## [Material to process]
○ ○ ○ ○ ○
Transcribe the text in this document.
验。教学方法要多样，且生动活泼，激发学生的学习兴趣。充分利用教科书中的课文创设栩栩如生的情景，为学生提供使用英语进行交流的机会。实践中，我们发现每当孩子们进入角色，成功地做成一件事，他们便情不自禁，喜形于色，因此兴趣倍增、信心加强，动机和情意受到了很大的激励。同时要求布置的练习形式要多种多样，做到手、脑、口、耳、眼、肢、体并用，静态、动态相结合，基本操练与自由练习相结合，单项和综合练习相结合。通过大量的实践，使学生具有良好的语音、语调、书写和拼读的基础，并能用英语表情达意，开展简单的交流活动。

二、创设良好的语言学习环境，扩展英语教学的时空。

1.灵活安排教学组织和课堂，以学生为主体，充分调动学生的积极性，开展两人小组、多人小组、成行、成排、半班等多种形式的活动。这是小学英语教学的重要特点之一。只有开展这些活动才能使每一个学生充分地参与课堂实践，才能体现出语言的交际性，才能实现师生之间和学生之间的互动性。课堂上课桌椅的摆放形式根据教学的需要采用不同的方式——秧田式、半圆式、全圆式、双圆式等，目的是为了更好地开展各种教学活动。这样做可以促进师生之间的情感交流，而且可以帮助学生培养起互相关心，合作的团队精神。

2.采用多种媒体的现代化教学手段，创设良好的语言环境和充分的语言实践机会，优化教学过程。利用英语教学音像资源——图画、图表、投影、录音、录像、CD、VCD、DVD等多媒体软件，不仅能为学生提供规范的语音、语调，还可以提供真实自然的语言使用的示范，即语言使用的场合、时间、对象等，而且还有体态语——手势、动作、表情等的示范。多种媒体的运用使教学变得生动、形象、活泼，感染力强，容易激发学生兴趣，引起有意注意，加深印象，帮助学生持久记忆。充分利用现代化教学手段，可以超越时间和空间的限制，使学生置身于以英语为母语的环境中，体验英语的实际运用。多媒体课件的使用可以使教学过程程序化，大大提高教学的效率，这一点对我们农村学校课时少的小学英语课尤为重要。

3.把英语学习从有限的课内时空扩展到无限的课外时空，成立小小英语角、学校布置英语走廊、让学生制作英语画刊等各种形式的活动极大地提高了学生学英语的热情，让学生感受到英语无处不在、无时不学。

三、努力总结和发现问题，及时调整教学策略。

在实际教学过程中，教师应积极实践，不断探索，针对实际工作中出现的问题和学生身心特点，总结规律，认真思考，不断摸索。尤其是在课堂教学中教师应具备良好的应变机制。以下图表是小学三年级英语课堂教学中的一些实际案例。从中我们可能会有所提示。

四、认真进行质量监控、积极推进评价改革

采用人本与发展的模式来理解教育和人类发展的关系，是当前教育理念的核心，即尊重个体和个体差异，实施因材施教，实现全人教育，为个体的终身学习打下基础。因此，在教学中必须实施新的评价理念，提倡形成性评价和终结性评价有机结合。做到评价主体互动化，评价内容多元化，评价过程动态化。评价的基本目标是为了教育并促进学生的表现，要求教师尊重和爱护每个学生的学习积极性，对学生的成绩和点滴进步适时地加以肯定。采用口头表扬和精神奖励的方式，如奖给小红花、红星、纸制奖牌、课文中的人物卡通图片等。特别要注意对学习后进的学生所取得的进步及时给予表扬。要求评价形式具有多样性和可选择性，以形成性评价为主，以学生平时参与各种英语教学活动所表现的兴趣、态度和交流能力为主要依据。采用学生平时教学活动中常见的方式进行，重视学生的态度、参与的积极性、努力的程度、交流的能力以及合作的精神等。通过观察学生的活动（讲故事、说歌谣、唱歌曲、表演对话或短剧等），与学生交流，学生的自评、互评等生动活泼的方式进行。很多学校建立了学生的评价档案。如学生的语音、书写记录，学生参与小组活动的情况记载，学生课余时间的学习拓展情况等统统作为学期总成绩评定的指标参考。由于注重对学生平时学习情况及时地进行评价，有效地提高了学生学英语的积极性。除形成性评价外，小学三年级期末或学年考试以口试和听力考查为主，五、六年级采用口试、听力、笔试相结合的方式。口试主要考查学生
○ ○ ○ ○ ○
## [Task]
Please repeat all the records above exactly as they appear.

## [Solution for this problem]
Transcribe the text in this document.
验。教学方法要多样，且生动活泼，激发学生的学习兴趣。充分利用教科书中的课文创设栩栩如生的情景，为学生提供使用英语进行交流的机会。实践中，我们发现每当孩子们进入角色，成功地做成一件事，他们便情不自禁，喜形于色，因此兴趣倍增、信心加强，动机和情意受到了很大的激励。同时要求布置的练习形式要多种多样，做到手、脑、口、耳、眼、肢、体并用，静态、动态相结合，基本操练与自由练习相结合，单项和综合练习相结合。通过大量的实践，使学生具有良好的语音、语调、书写和拼读的基础，并能用英语表情达意，开展简单的交流活动。

二、创设良好的语言学习环境，扩展英语教学的时空。

1.灵活安排教学组织和课堂，以学生为主体，充分调动学生的积极性，开展两人小组、多人小组、成行、成排、半班等多种形式的活动。这是小学英语教学的重要特点之一。只有开展这些活动才能使每一个学生充分地参与课堂实践，才能体现出语言的交际性，才能实现师生之间和学生之间的互动性。课堂上课桌椅的摆放形式根据教学的需要采用不同的方式——秧田式、半圆式、全圆式、双圆式等，目的是为了更好地开展各种教学活动。这样做可以促进师生之间的情感交流，而且可以帮助学生培养起互相关心，合作的团队精神。

2.采用多种媒体的现代化教学手段，创设良好的语言环境和充分的语言实践机会，优化教学过程。利用英语教学音像资源——图画、图表、投影、录音、录像、CD、VCD、DVD等多媒体软件，不仅能为学生提供规范的语音、语调，还可以提供真实自然的语言使用的示范，即语言使用的场合、时间、对象等，而且还有体态语——手势、动作、表情等的示范。多种媒体的运用使教学变得生动、形象、活泼，感染力强，容易激发学生兴趣，引起有意注意，加深印象，帮助学生持久记忆。充分利用现代化教学手段，可以超越时间和空间的限制，使学生置身于以英语为母语的环境中，体验英语的实际运用。多媒体课件的使用可以使教学过程程序化，大大提高教学的效率，这一点对我们农村学校课时少的小学英语课尤为重要。

3.把英语学习从有限的课内时空扩展到无限的课外时空，成立小小英语角、学校布置英语走廊、让学生制作英语画刊等各种形式的活动极大地提高了学生学英语的热情，让学生感受到英语无处不在、无时不学。

三、努力总结和发现问题，及时调整教学策略。

在实际教学过程中，教师应积极实践，不断探索，针对实际工作中出现的问题和学生身心特点，总结规律，认真思考，不断摸索。尤其是在课堂教学中教师应具备良好的应变机制。以下图表是小学三年级英语课堂教学中的一些实际案例。从中我们可能会有所提示。

四、认真进行质量监控、积极推进评价改革

采用人本与发展的模式来理解教育和人类发展的关系，是当前教育理念的核心，即尊重个体和个体差异，实施因材施教，实现全人教育，为个体的终身学习打下基础。因此，在教学中必须实施新的评价理念，提倡形成性评价和终结性评价有机结合。做到评价主体互动化，评价内容多元化，评价过程动态化。评价的基本目标是为了教育并促进学生的表现，要求教师尊重和爱护每个学生的学习积极性，对学生的成绩和点滴进步适时地加以肯定。采用口头表扬和精神奖励的方式，如奖给小红花、红星、纸制奖牌、课文中的人物卡通图片等。特别要注意对学习后进的学生所取得的进步及时给予表扬。要求评价形式具有多样性和可选择性，以形成性评价为主，以学生平时参与各种英语教学活动所表现的兴趣、态度和交流能力为主要依据。采用学生平时教学活动中常见的方式进行，重视学生的态度、参与的积极性、努力的程度、交流的能力以及合作的精神等。通过观察学生的活动（讲故事、说歌谣、唱歌曲、表演对话或短剧等），与学生交流，学生的自评、互评等生动活泼的方式进行。很多学校建立了学生的评价档案。如学生的语音、书写记录，学生参与小组活动的情况记载，学生课余时间的学习拓展情况等统统作为学期总成绩评定的指标参考。由于注重对学生平时学习情况及时地进行评价，有效地提高了学生学英语的积极性。除形成性评价外，小学三年级期末或学年考试以口试和听力考查为主，五、六年级采用口试、听力、笔试相结合的方式。口试主要考查学生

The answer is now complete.